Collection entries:

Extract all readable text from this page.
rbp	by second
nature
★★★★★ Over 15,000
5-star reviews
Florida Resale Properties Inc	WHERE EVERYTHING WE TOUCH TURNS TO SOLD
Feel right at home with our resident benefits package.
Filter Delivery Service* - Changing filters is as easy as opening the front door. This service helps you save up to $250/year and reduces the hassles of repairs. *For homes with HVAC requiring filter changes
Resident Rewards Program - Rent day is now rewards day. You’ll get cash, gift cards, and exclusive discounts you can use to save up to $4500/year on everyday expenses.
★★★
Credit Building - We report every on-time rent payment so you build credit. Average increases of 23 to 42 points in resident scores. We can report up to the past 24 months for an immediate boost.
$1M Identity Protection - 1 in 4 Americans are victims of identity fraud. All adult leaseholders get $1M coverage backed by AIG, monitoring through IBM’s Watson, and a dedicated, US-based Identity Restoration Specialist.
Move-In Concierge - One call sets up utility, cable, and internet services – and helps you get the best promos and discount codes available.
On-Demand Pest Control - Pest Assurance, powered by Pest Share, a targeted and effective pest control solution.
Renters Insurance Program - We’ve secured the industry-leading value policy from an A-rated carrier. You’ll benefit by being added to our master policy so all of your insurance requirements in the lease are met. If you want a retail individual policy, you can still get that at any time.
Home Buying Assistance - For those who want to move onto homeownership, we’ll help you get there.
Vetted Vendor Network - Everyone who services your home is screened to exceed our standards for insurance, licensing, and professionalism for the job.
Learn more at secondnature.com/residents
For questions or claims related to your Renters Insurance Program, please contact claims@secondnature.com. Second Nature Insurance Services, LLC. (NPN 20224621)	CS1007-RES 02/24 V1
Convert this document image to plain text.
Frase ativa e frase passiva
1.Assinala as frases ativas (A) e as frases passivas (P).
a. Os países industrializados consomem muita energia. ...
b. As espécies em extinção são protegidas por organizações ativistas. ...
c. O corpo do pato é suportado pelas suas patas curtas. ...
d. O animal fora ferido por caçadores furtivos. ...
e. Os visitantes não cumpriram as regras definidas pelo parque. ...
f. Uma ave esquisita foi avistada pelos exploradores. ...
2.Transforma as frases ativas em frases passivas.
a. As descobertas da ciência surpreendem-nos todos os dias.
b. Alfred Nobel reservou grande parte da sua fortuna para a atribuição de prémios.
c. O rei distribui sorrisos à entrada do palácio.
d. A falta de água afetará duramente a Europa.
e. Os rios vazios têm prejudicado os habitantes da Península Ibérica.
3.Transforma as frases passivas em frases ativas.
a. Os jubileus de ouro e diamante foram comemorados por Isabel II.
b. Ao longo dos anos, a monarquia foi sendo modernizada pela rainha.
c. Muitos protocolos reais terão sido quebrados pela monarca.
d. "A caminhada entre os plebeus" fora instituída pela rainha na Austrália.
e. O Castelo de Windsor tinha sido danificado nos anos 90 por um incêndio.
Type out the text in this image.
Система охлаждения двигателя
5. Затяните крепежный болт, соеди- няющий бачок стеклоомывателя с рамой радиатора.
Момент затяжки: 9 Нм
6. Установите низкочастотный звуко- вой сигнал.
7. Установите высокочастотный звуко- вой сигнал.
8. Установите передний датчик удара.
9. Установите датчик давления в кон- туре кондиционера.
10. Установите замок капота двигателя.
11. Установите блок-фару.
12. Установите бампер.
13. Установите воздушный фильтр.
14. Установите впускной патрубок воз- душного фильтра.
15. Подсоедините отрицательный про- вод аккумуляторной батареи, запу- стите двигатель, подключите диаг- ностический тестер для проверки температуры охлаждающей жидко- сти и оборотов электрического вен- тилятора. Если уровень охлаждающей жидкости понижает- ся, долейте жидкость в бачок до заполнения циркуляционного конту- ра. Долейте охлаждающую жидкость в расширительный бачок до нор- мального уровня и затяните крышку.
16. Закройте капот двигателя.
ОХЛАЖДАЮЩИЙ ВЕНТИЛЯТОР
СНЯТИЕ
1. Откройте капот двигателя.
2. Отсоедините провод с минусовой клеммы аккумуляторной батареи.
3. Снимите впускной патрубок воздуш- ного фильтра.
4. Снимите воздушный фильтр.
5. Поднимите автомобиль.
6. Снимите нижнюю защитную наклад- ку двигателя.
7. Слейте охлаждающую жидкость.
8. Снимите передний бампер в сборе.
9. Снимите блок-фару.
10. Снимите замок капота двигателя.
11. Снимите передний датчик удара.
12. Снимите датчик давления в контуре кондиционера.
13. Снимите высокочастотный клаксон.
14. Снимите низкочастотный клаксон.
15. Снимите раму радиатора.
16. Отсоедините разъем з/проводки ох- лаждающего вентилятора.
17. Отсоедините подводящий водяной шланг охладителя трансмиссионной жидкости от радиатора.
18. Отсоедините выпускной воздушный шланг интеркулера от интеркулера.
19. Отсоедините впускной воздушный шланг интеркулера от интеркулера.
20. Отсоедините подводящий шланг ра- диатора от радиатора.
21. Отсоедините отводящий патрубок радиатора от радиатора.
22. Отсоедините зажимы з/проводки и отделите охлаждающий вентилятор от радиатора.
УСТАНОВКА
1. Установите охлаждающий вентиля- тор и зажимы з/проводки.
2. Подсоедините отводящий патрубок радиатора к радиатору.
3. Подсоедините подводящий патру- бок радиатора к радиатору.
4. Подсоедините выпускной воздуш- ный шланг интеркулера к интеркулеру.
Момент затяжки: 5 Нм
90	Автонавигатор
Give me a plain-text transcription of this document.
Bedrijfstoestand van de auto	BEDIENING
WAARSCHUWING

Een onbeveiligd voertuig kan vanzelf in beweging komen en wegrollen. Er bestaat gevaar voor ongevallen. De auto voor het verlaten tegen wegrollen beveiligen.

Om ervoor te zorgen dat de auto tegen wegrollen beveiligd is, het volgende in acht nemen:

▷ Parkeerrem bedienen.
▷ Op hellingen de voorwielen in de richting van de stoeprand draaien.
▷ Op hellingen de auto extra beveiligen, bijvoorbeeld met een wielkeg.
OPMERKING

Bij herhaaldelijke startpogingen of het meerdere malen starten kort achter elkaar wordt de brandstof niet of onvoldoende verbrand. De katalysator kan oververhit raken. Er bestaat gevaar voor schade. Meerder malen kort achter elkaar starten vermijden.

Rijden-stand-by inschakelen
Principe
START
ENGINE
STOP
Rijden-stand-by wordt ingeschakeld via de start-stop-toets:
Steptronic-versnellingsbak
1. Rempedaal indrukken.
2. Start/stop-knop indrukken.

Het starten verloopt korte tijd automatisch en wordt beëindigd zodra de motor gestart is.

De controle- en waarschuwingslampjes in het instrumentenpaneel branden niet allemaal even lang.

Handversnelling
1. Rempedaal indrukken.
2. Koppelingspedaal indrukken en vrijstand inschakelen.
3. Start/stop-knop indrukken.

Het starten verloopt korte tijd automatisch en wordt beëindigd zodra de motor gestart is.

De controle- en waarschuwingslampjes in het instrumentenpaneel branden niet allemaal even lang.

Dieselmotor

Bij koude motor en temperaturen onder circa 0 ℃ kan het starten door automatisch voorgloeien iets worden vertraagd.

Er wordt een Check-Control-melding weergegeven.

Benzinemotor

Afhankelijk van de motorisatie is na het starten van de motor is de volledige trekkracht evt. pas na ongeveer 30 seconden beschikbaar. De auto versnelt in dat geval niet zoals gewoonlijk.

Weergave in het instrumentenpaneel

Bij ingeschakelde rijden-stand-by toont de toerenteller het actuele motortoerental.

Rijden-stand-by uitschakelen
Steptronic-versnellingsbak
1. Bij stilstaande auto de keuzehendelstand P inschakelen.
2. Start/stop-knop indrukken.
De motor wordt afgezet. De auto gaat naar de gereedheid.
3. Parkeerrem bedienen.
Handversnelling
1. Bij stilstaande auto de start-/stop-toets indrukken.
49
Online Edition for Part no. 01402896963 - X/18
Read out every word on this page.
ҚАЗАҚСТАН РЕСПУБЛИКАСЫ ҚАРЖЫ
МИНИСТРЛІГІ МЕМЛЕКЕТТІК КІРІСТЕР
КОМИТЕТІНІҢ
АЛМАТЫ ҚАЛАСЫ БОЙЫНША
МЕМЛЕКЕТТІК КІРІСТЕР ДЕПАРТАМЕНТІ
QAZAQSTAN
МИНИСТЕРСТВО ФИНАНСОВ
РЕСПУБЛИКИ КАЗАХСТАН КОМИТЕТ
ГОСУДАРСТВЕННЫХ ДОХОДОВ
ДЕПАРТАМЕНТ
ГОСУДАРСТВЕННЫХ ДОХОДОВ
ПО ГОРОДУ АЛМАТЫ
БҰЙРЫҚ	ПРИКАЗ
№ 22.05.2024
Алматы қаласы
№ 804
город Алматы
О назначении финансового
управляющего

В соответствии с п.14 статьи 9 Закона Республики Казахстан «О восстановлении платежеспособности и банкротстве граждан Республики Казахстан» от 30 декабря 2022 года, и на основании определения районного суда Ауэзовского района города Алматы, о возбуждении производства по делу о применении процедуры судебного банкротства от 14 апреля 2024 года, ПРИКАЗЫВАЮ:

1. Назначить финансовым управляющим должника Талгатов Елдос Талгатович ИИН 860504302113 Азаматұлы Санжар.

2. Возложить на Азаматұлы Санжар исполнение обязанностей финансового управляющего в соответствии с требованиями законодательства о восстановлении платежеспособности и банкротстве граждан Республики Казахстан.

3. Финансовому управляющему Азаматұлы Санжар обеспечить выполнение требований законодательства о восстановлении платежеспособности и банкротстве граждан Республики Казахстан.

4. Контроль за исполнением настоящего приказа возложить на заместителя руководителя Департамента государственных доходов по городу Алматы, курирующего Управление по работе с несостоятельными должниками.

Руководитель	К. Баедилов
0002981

» **THE TASK**
Count all lines of the data that include "интеркулера". The answer is the number alone.

» **OUTPUT OF THE TASK**
3